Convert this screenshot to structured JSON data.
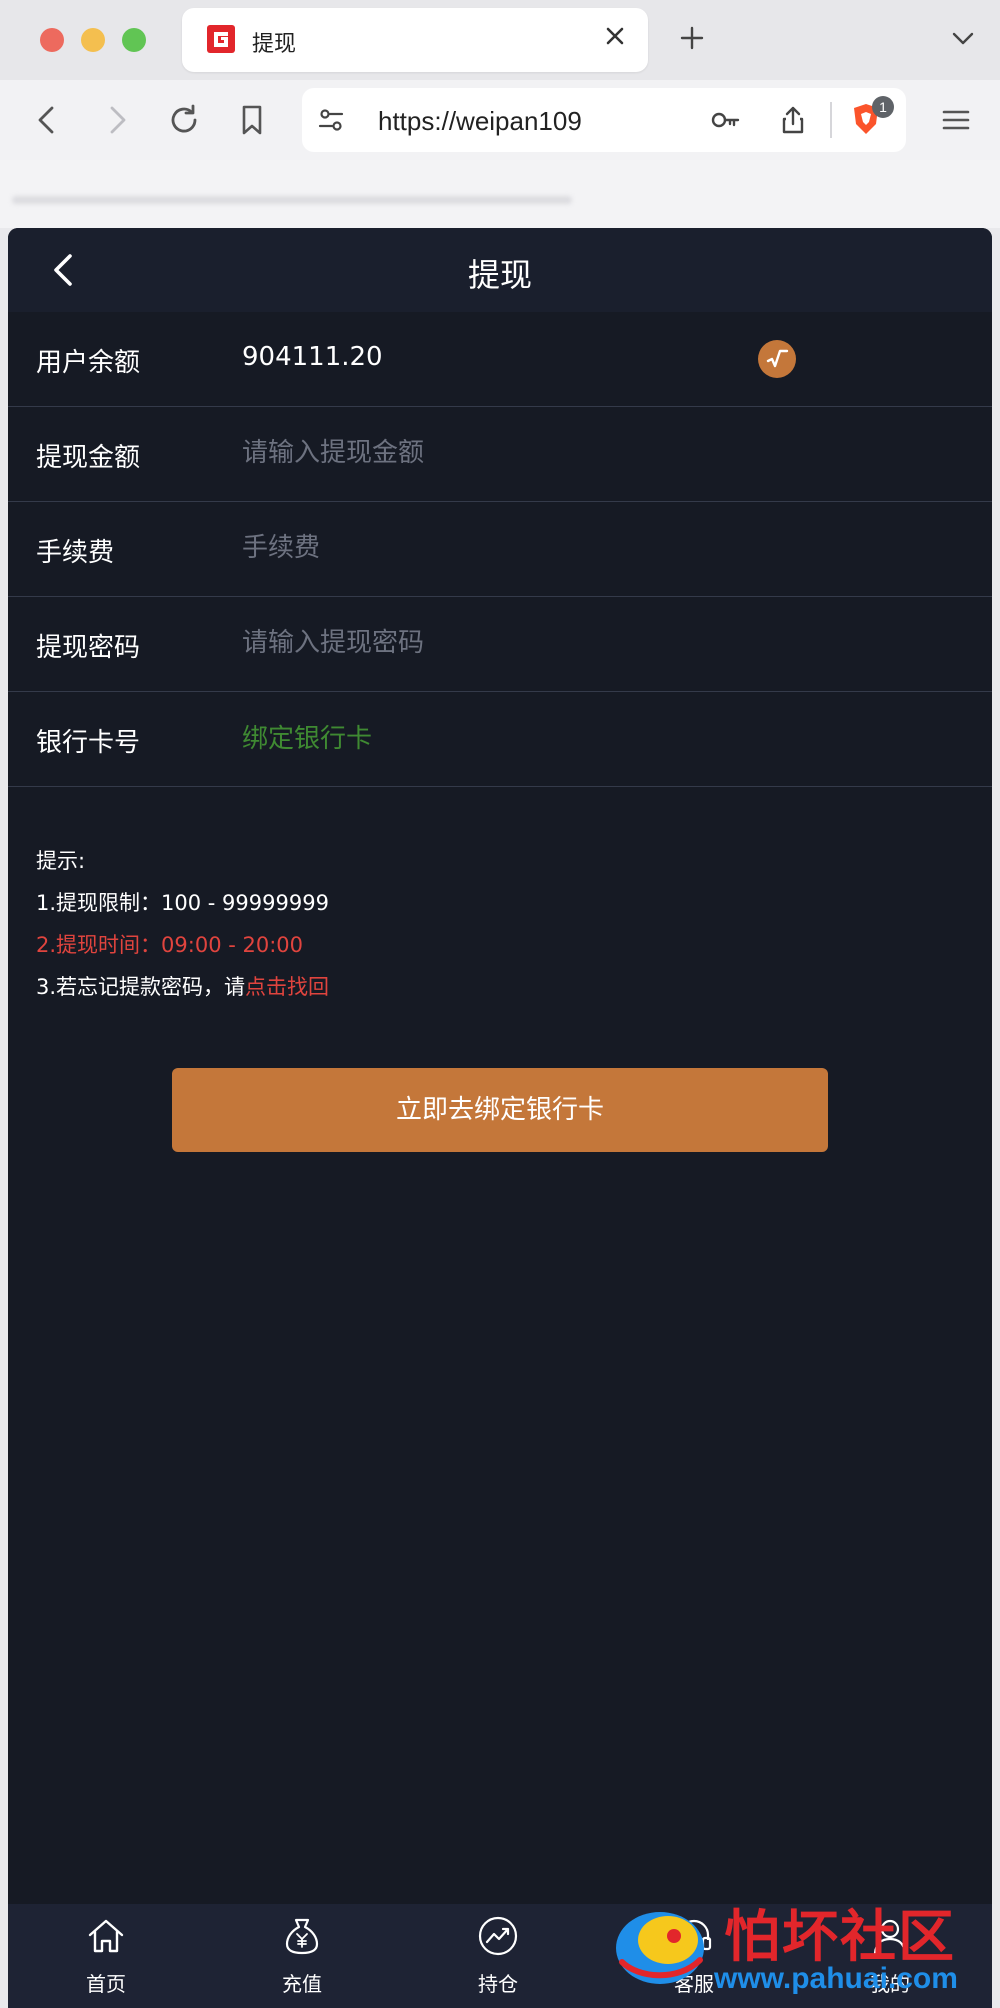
{
  "browser": {
    "tab_title": "提现",
    "url": "https://weipan109",
    "shields_badge": "1"
  },
  "header": {
    "title": "提现"
  },
  "form": {
    "balance_label": "用户余额",
    "balance_value": "904111.20",
    "amount_label": "提现金额",
    "amount_placeholder": "请输入提现金额",
    "fee_label": "手续费",
    "fee_placeholder": "手续费",
    "password_label": "提现密码",
    "password_placeholder": "请输入提现密码",
    "bank_label": "银行卡号",
    "bank_link": "绑定银行卡"
  },
  "tips": {
    "title": "提示:",
    "line1": "1.提现限制：100 - 99999999",
    "line2": "2.提现时间：09:00 - 20:00",
    "line3_prefix": "3.若忘记提款密码，请",
    "line3_link": "点击找回"
  },
  "submit_label": "立即去绑定银行卡",
  "bottom_nav": {
    "items": [
      {
        "label": "首页",
        "icon": "home-icon"
      },
      {
        "label": "充值",
        "icon": "money-bag-icon"
      },
      {
        "label": "持仓",
        "icon": "chart-icon"
      },
      {
        "label": "客服",
        "icon": "headset-icon"
      },
      {
        "label": "我的",
        "icon": "user-icon"
      }
    ]
  },
  "watermark": {
    "title": "怕坏社区",
    "url": "www.pahuai.com"
  },
  "colors": {
    "accent": "#c4773a",
    "background": "#161a24",
    "link_green": "#3f8a32",
    "warning_red": "#e0443e"
  }
}
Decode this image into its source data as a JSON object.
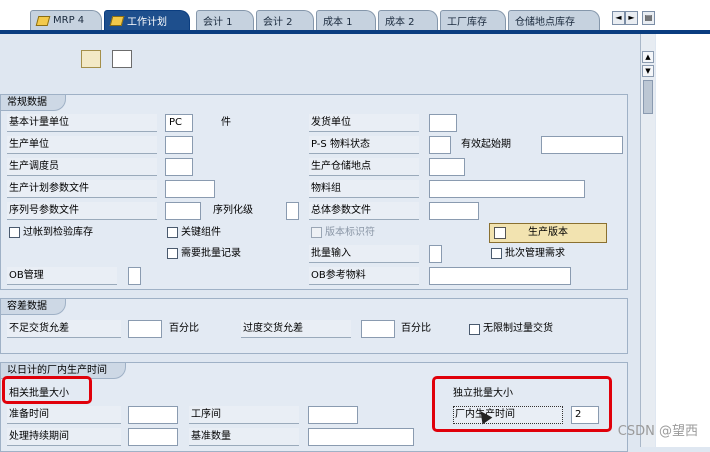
{
  "tabs": [
    "MRP 4",
    "工作计划",
    "会计 1",
    "会计 2",
    "成本 1",
    "成本 2",
    "工厂库存",
    "仓储地点库存"
  ],
  "active_tab": "工作计划",
  "tabnav": {
    "left": "◄",
    "right": "►",
    "menu": "▤"
  },
  "groups": {
    "general": "常规数据",
    "tolerance": "容差数据",
    "inhouse": "以日计的厂内生产时间"
  },
  "general": {
    "base_uom_label": "基本计量单位",
    "base_uom_value": "PC",
    "base_uom_unit": "件",
    "issue_unit_label": "发货单位",
    "prod_unit_label": "生产单位",
    "ps_status_label": "P-S 物料状态",
    "valid_from_label": "有效起始期",
    "prod_scheduler_label": "生产调度员",
    "prod_storage_label": "生产仓储地点",
    "prod_profile_label": "生产计划参数文件",
    "material_group_label": "物料组",
    "serial_profile_label": "序列号参数文件",
    "serialization_label": "序列化级",
    "overall_profile_label": "总体参数文件",
    "post_qi_label": "过帐到检验库存",
    "critical_comp_label": "关键组件",
    "version_indicator_label": "版本标识符",
    "prod_version_btn": "生产版本",
    "batch_record_label": "需要批量记录",
    "batch_entry_label": "批量输入",
    "batch_mgmt_label": "批次管理需求",
    "ob_mgmt_label": "OB管理",
    "ob_ref_label": "OB参考物料"
  },
  "tolerance": {
    "underdelivery_label": "不足交货允差",
    "percent1": "百分比",
    "overdelivery_label": "过度交货允差",
    "percent2": "百分比",
    "unlimited_label": "无限制过量交货"
  },
  "inhouse": {
    "lot_dependent_label": "相关批量大小",
    "lot_independent_label": "独立批量大小",
    "setup_time_label": "准备时间",
    "interoperation_label": "工序间",
    "inhouse_time_label": "厂内生产时间",
    "inhouse_time_value": "2",
    "processing_time_label": "处理持续期间",
    "base_qty_label": "基准数量"
  },
  "watermark": "CSDN @望西"
}
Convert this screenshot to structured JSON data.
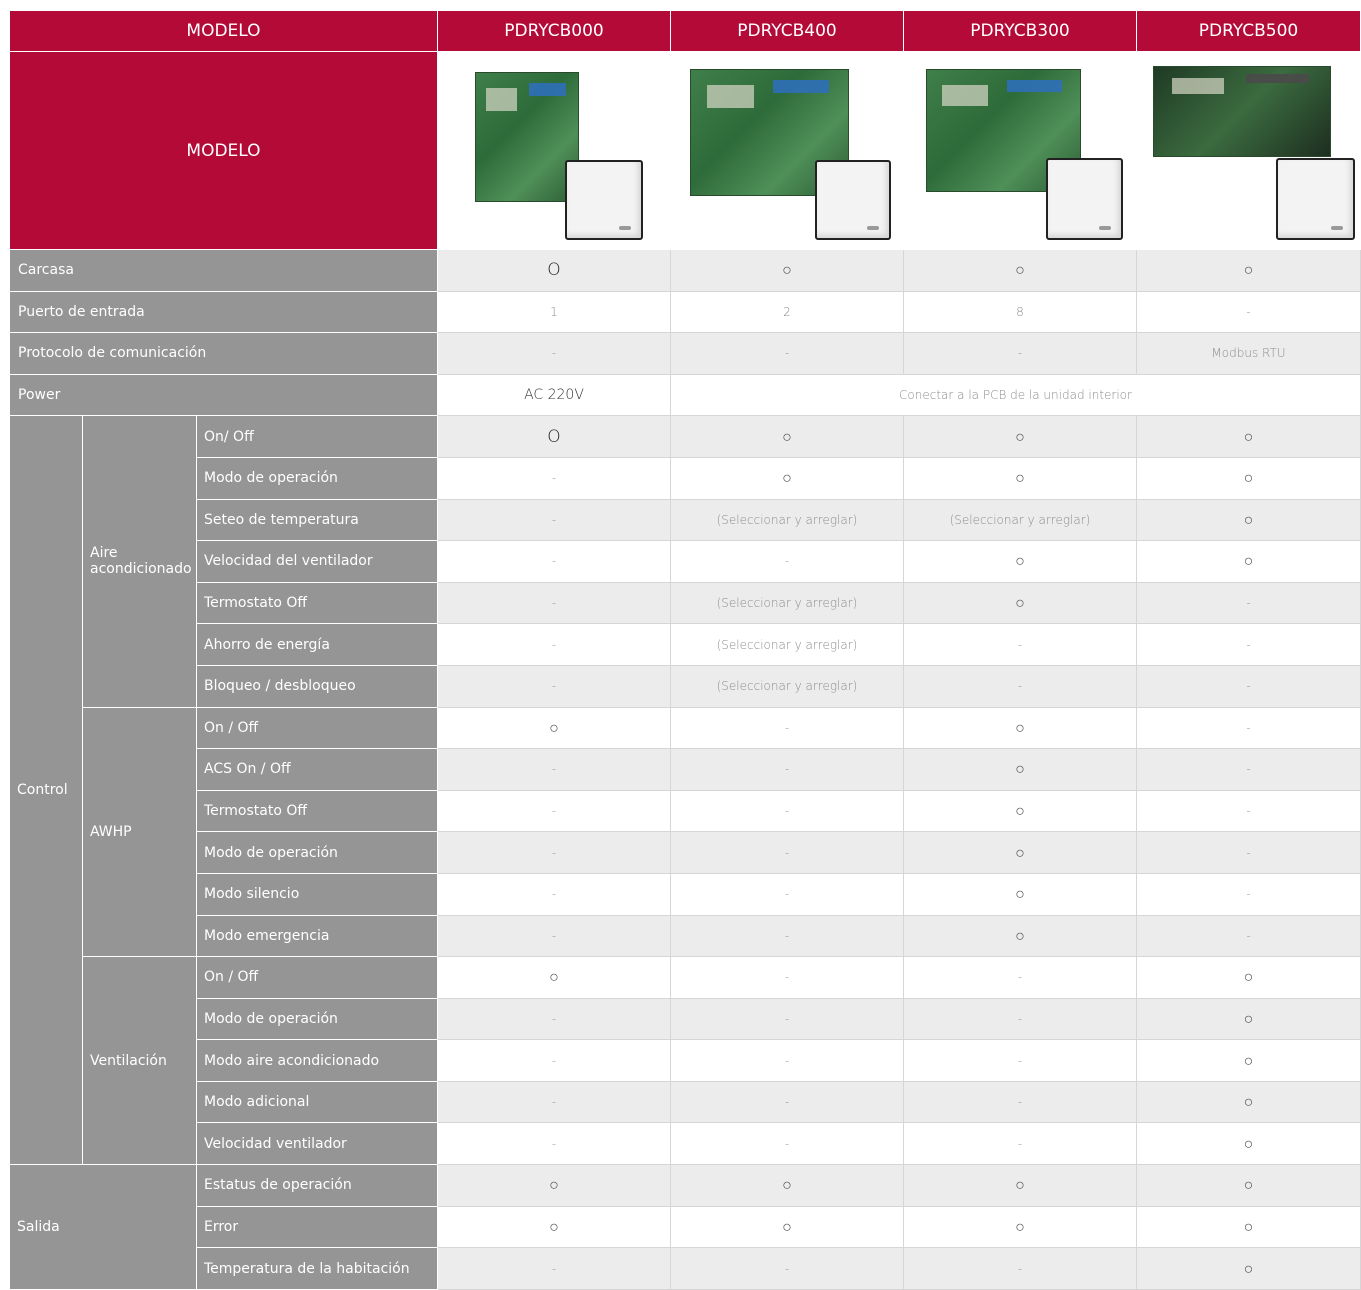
{
  "header": {
    "title": "MODELO",
    "image_row_label": "MODELO",
    "models": [
      "PDRYCB000",
      "PDRYCB400",
      "PDRYCB300",
      "PDRYCB500"
    ]
  },
  "product_images": [
    {
      "pcb": "pcb-image",
      "controller": "remote-controller-image"
    },
    {
      "pcb": "pcb-image",
      "controller": "remote-controller-image"
    },
    {
      "pcb": "pcb-image",
      "controller": "remote-controller-image"
    },
    {
      "pcb": "pcb-image",
      "controller": "remote-controller-image"
    }
  ],
  "rows_top": [
    {
      "label": "Carcasa",
      "values": [
        "O",
        "○",
        "○",
        "○"
      ]
    },
    {
      "label": "Puerto de entrada",
      "values": [
        "1",
        "2",
        "8",
        "-"
      ]
    },
    {
      "label": "Protocolo de comunicación",
      "values": [
        "-",
        "-",
        "-",
        "Modbus RTU"
      ]
    },
    {
      "label": "Power",
      "values": [
        "AC 220V",
        "Conectar a la PCB de la unidad interior"
      ]
    }
  ],
  "control": {
    "label": "Control",
    "groups": [
      {
        "label": "Aire acondicionado",
        "rows": [
          {
            "label": "On/ Off",
            "values": [
              "O",
              "○",
              "○",
              "○"
            ]
          },
          {
            "label": "Modo de operación",
            "values": [
              "-",
              "○",
              "○",
              "○"
            ]
          },
          {
            "label": "Seteo de temperatura",
            "values": [
              "-",
              "(Seleccionar y arreglar)",
              "(Seleccionar y arreglar)",
              "○"
            ]
          },
          {
            "label": "Velocidad del ventilador",
            "values": [
              "-",
              "-",
              "○",
              "○"
            ]
          },
          {
            "label": "Termostato Off",
            "values": [
              "-",
              "(Seleccionar y arreglar)",
              "○",
              "-"
            ]
          },
          {
            "label": "Ahorro de energía",
            "values": [
              "-",
              "(Seleccionar y arreglar)",
              "-",
              "-"
            ]
          },
          {
            "label": "Bloqueo / desbloqueo",
            "values": [
              "-",
              "(Seleccionar y arreglar)",
              "-",
              "-"
            ]
          }
        ]
      },
      {
        "label": "AWHP",
        "rows": [
          {
            "label": "On / Off",
            "values": [
              "○",
              "-",
              "○",
              "-"
            ]
          },
          {
            "label": "ACS On / Off",
            "values": [
              "-",
              "-",
              "○",
              "-"
            ]
          },
          {
            "label": "Termostato Off",
            "values": [
              "-",
              "-",
              "○",
              "-"
            ]
          },
          {
            "label": "Modo de operación",
            "values": [
              "-",
              "-",
              "○",
              "-"
            ]
          },
          {
            "label": "Modo silencio",
            "values": [
              "-",
              "-",
              "○",
              "-"
            ]
          },
          {
            "label": "Modo emergencia",
            "values": [
              "-",
              "-",
              "○",
              "-"
            ]
          }
        ]
      },
      {
        "label": "Ventilación",
        "rows": [
          {
            "label": "On / Off",
            "values": [
              "○",
              "-",
              "-",
              "○"
            ]
          },
          {
            "label": "Modo de operación",
            "values": [
              "-",
              "-",
              "-",
              "○"
            ]
          },
          {
            "label": "Modo aire acondicionado",
            "values": [
              "-",
              "-",
              "-",
              "○"
            ]
          },
          {
            "label": "Modo adicional",
            "values": [
              "-",
              "-",
              "-",
              "○"
            ]
          },
          {
            "label": "Velocidad ventilador",
            "values": [
              "-",
              "-",
              "-",
              "○"
            ]
          }
        ]
      }
    ]
  },
  "salida": {
    "label": "Salida",
    "rows": [
      {
        "label": "Estatus de operación",
        "values": [
          "○",
          "○",
          "○",
          "○"
        ]
      },
      {
        "label": "Error",
        "values": [
          "○",
          "○",
          "○",
          "○"
        ]
      },
      {
        "label": "Temperatura de la habitación",
        "values": [
          "-",
          "-",
          "-",
          "○"
        ]
      }
    ]
  },
  "colors": {
    "header_red": "#b30a37",
    "label_gray": "#959595",
    "alt_row": "#ececec"
  }
}
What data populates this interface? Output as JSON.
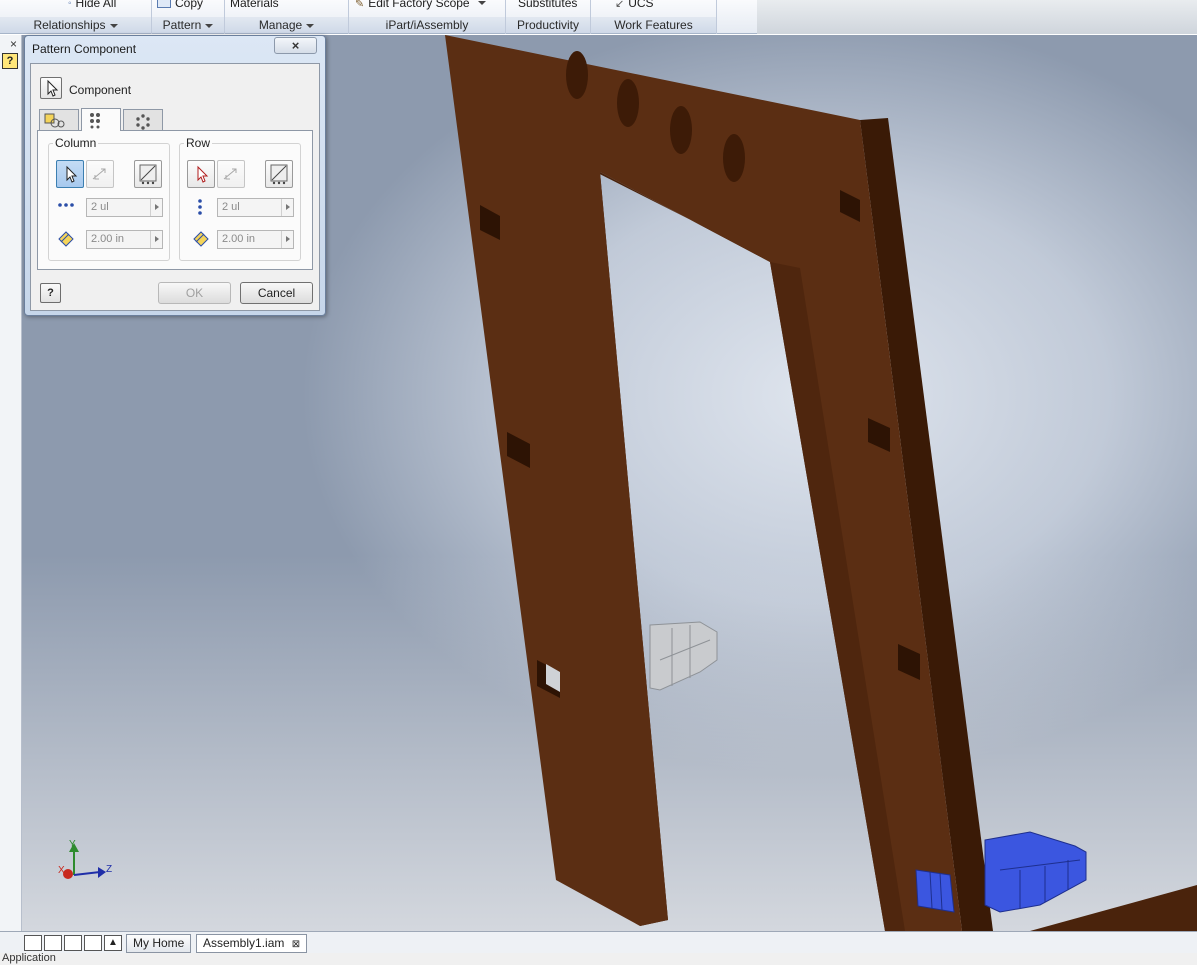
◆ ◆ ◆ ◆ ◆ ◆ ◆
What this task involves: Scan the lines for the string "icon". Copy out each line that matches.

Output below:
        "icon": "home-icon"
        "icon": "money-bag-icon"
        "icon": "chart-icon"
        "icon": "headset-icon"
        "icon": "user-icon"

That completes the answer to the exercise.